— begin —

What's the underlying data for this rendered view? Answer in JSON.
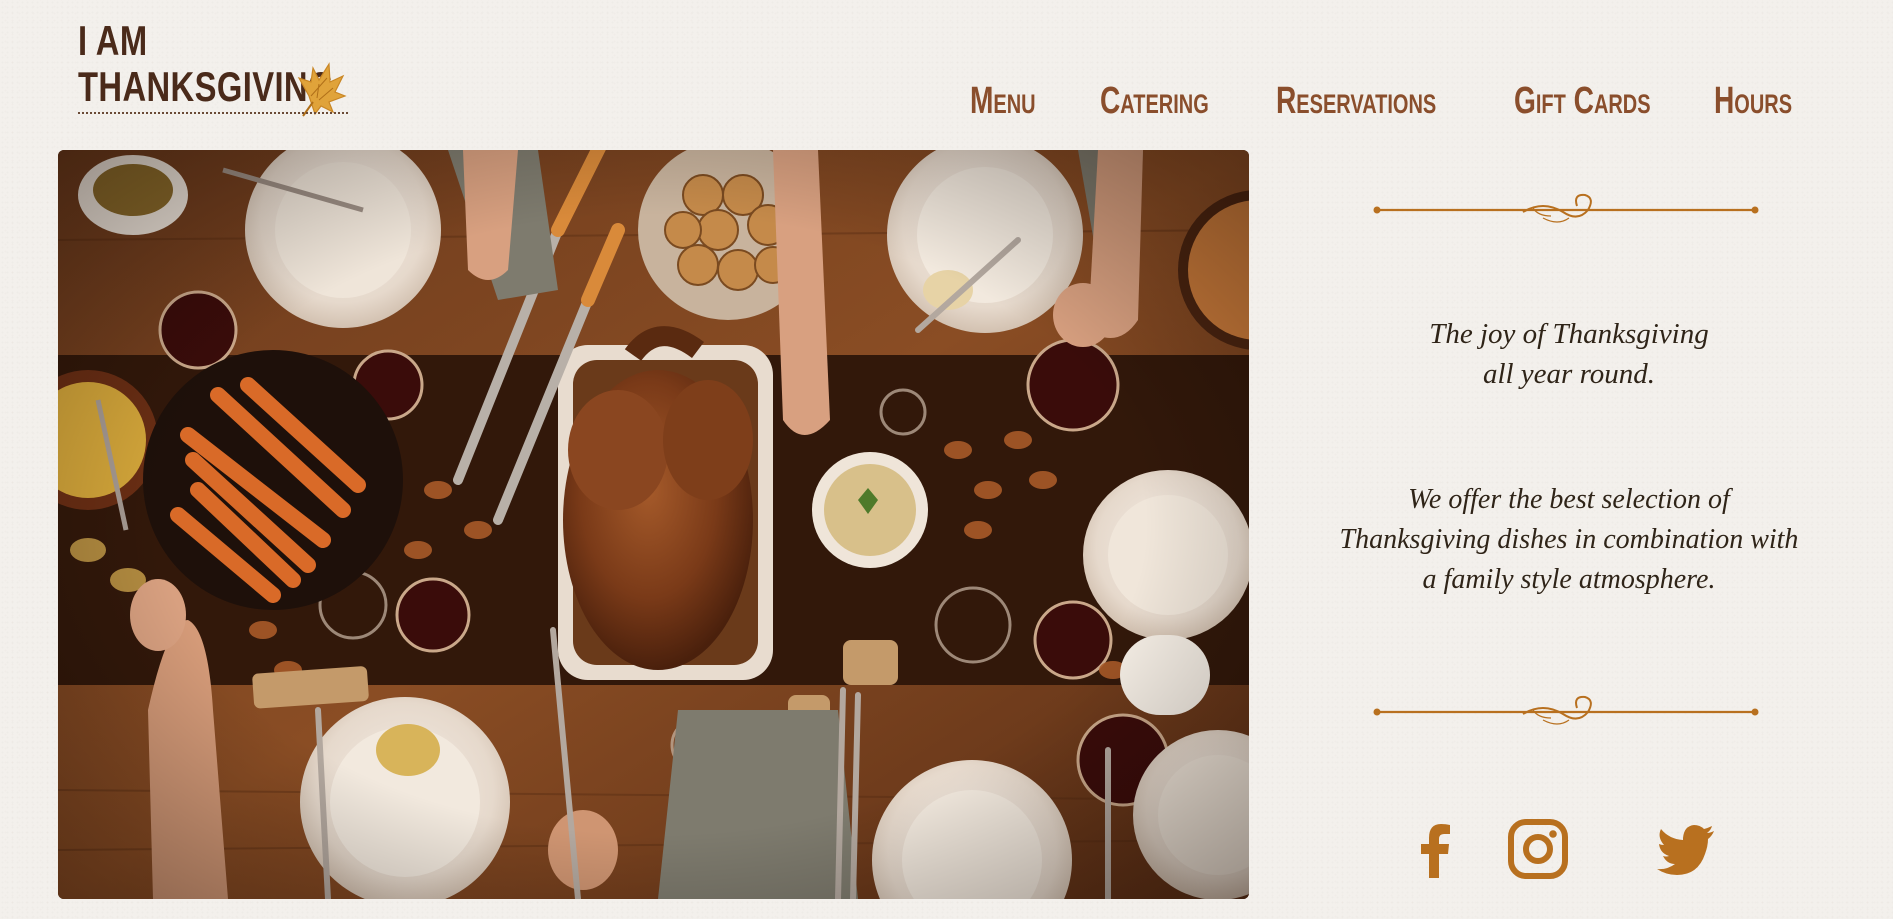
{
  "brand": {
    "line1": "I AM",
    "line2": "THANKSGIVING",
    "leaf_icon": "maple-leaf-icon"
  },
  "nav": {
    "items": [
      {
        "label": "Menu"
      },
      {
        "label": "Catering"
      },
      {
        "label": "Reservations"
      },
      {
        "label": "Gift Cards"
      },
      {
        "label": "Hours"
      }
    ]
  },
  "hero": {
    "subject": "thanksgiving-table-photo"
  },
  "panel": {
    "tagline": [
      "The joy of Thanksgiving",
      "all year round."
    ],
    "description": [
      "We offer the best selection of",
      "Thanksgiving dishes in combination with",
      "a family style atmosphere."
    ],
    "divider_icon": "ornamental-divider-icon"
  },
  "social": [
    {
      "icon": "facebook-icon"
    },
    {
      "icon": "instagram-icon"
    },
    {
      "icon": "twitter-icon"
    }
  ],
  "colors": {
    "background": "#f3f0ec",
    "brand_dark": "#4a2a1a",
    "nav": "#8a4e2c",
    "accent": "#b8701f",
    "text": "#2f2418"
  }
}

— end —

**Short task**
Gather each line of the listing containing the word "icon" and show it.

**Response to this task**
    "leaf_icon": "maple-leaf-icon"
    "divider_icon": "ornamental-divider-icon"
      "icon": "facebook-icon"
      "icon": "instagram-icon"
      "icon": "twitter-icon"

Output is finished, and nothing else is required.